» **Exercise**
Return the listing below exactly, with the pictures dropped.

» **Records for processing**
--- BEGIN ---
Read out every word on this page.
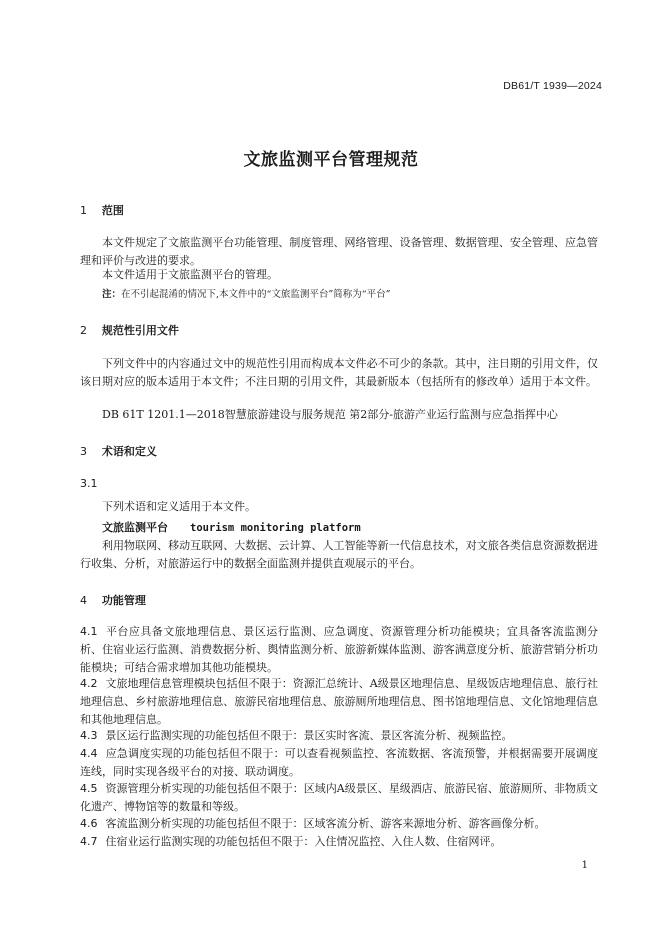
DB61/T 1939—2024
文旅监测平台管理规范
1 范围
本文件规定了文旅监测平台功能管理、制度管理、网络管理、设备管理、数据管理、安全管理、应急管理和评价与改进的要求。
本文件适用于文旅监测平台的管理。
注：在不引起混淆的情况下,本文件中的“文旅监测平台”简称为“平台”
2 规范性引用文件
下列文件中的内容通过文中的规范性引用而构成本文件必不可少的条款。其中，注日期的引用文件，仅该日期对应的版本适用于本文件；不注日期的引用文件，其最新版本（包括所有的修改单）适用于本文件。
DB 61T 1201.1—2018智慧旅游建设与服务规范 第2部分-旅游产业运行监测与应急指挥中心
3 术语和定义
3.1
下列术语和定义适用于本文件。
文旅监测平台 tourism monitoring platform
利用物联网、移动互联网、大数据、云计算、人工智能等新一代信息技术，对文旅各类信息资源数据进行收集、分析，对旅游运行中的数据全面监测并提供直观展示的平台。
4 功能管理
4.1 平台应具备文旅地理信息、景区运行监测、应急调度、资源管理分析功能模块；宜具备客流监测分析、住宿业运行监测、消费数据分析、舆情监测分析、旅游新媒体监测、游客满意度分析、旅游营销分析功能模块；可结合需求增加其他功能模块。
4.2 文旅地理信息管理模块包括但不限于：资源汇总统计、A级景区地理信息、星级饭店地理信息、旅行社地理信息、乡村旅游地理信息、旅游民宿地理信息、旅游厕所地理信息、图书馆地理信息、文化馆地理信息和其他地理信息。
4.3 景区运行监测实现的功能包括但不限于：景区实时客流、景区客流分析、视频监控。
4.4 应急调度实现的功能包括但不限于：可以查看视频监控、客流数据、客流预警，并根据需要开展调度连线，同时实现各级平台的对接、联动调度。
4.5 资源管理分析实现的功能包括但不限于：区域内A级景区、星级酒店、旅游民宿、旅游厕所、非物质文化遗产、博物馆等的数量和等级。
4.6 客流监测分析实现的功能包括但不限于：区域客流分析、游客来源地分析、游客画像分析。
4.7 住宿业运行监测实现的功能包括但不限于：入住情况监控、入住人数、住宿网评。
1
--- END ---
» **Solution for this exercise**
Read out every word on this page.
DB61/T 1939—2024
文旅监测平台管理规范
1 范围
本文件规定了文旅监测平台功能管理、制度管理、网络管理、设备管理、数据管理、安全管理、应急管理和评价与改进的要求。
本文件适用于文旅监测平台的管理。
注：在不引起混淆的情况下,本文件中的“文旅监测平台”简称为“平台”
2 规范性引用文件
下列文件中的内容通过文中的规范性引用而构成本文件必不可少的条款。其中，注日期的引用文件，仅该日期对应的版本适用于本文件；不注日期的引用文件，其最新版本（包括所有的修改单）适用于本文件。
DB 61T 1201.1—2018智慧旅游建设与服务规范 第2部分-旅游产业运行监测与应急指挥中心
3 术语和定义
3.1
下列术语和定义适用于本文件。
文旅监测平台 tourism monitoring platform
利用物联网、移动互联网、大数据、云计算、人工智能等新一代信息技术，对文旅各类信息资源数据进行收集、分析，对旅游运行中的数据全面监测并提供直观展示的平台。
4 功能管理
4.1 平台应具备文旅地理信息、景区运行监测、应急调度、资源管理分析功能模块；宜具备客流监测分析、住宿业运行监测、消费数据分析、舆情监测分析、旅游新媒体监测、游客满意度分析、旅游营销分析功能模块；可结合需求增加其他功能模块。
4.2 文旅地理信息管理模块包括但不限于：资源汇总统计、A级景区地理信息、星级饭店地理信息、旅行社地理信息、乡村旅游地理信息、旅游民宿地理信息、旅游厕所地理信息、图书馆地理信息、文化馆地理信息和其他地理信息。
4.3 景区运行监测实现的功能包括但不限于：景区实时客流、景区客流分析、视频监控。
4.4 应急调度实现的功能包括但不限于：可以查看视频监控、客流数据、客流预警，并根据需要开展调度连线，同时实现各级平台的对接、联动调度。
4.5 资源管理分析实现的功能包括但不限于：区域内A级景区、星级酒店、旅游民宿、旅游厕所、非物质文化遗产、博物馆等的数量和等级。
4.6 客流监测分析实现的功能包括但不限于：区域客流分析、游客来源地分析、游客画像分析。
4.7 住宿业运行监测实现的功能包括但不限于：入住情况监控、入住人数、住宿网评。
1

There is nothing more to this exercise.